## Start Records shown

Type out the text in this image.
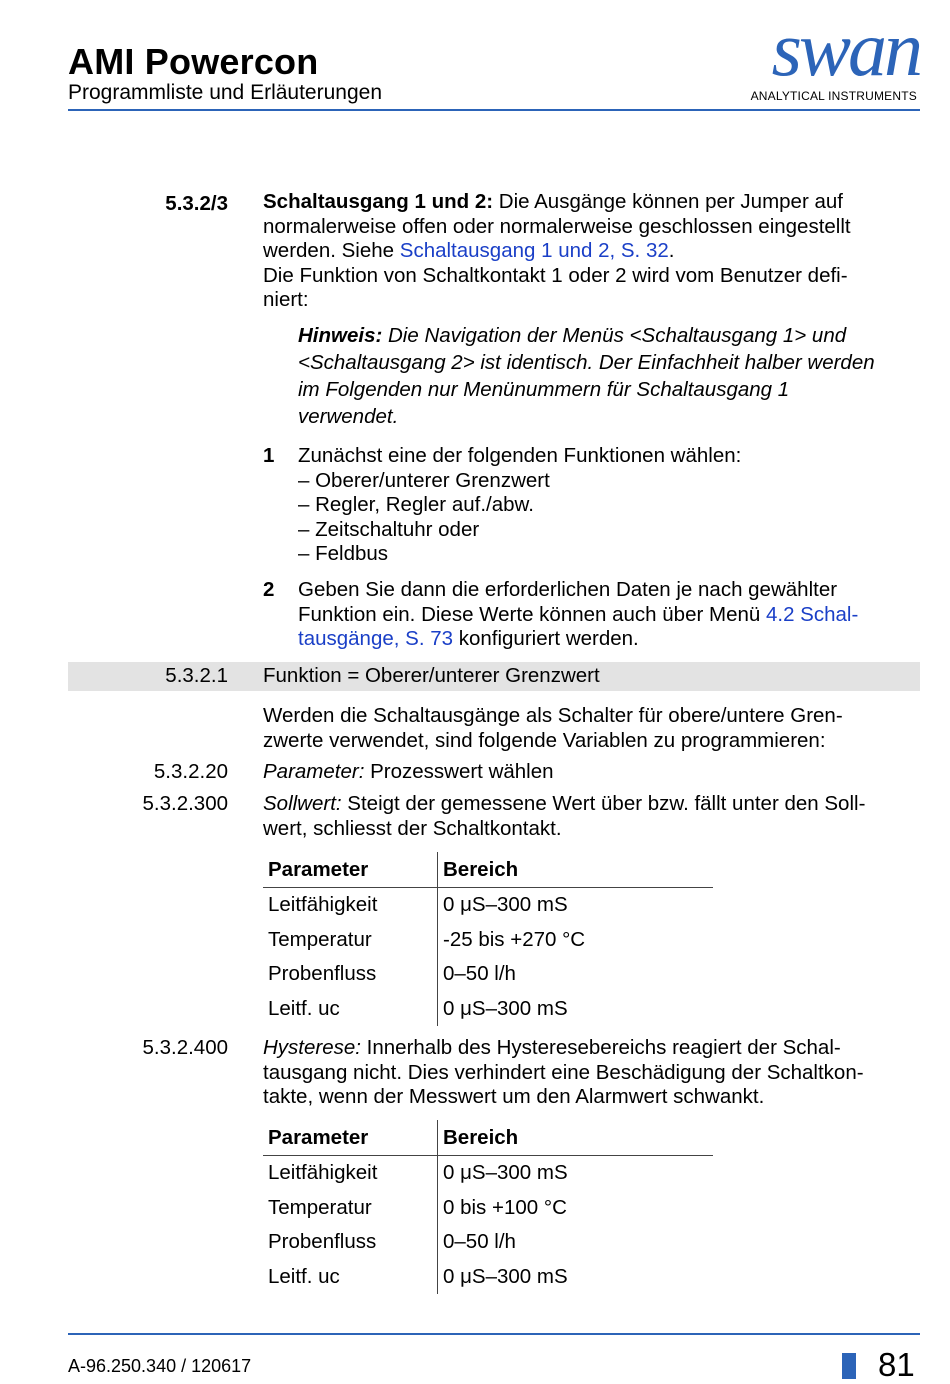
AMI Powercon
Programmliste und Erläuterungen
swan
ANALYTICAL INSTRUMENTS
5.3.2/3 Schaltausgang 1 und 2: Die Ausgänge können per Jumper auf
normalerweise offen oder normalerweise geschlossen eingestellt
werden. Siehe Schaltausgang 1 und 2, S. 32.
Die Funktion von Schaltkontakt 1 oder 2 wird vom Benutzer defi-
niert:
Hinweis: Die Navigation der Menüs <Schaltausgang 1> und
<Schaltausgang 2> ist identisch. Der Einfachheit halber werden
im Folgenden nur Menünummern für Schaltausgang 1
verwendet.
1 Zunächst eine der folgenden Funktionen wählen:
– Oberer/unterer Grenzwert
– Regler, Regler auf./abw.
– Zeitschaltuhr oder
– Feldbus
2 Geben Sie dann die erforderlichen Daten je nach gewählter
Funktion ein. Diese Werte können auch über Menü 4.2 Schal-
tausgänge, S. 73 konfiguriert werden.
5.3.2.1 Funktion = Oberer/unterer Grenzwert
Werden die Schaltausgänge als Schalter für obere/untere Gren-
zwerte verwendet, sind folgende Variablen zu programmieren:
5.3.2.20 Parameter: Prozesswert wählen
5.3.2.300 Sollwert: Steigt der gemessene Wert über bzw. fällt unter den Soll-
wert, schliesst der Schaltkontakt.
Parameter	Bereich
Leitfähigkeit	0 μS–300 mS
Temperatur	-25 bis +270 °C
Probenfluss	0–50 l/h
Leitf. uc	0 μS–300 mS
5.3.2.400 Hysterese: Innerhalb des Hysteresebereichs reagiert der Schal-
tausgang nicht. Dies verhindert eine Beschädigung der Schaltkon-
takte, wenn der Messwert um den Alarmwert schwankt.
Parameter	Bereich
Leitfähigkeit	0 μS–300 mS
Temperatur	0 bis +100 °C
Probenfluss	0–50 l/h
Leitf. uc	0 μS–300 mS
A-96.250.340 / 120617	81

## End Records shown

Exercise goal
Select and copy each line from the data that includes the word "verwendet".

Answer to the problem
verwendet.
zwerte verwendet, sind folgende Variablen zu programmieren:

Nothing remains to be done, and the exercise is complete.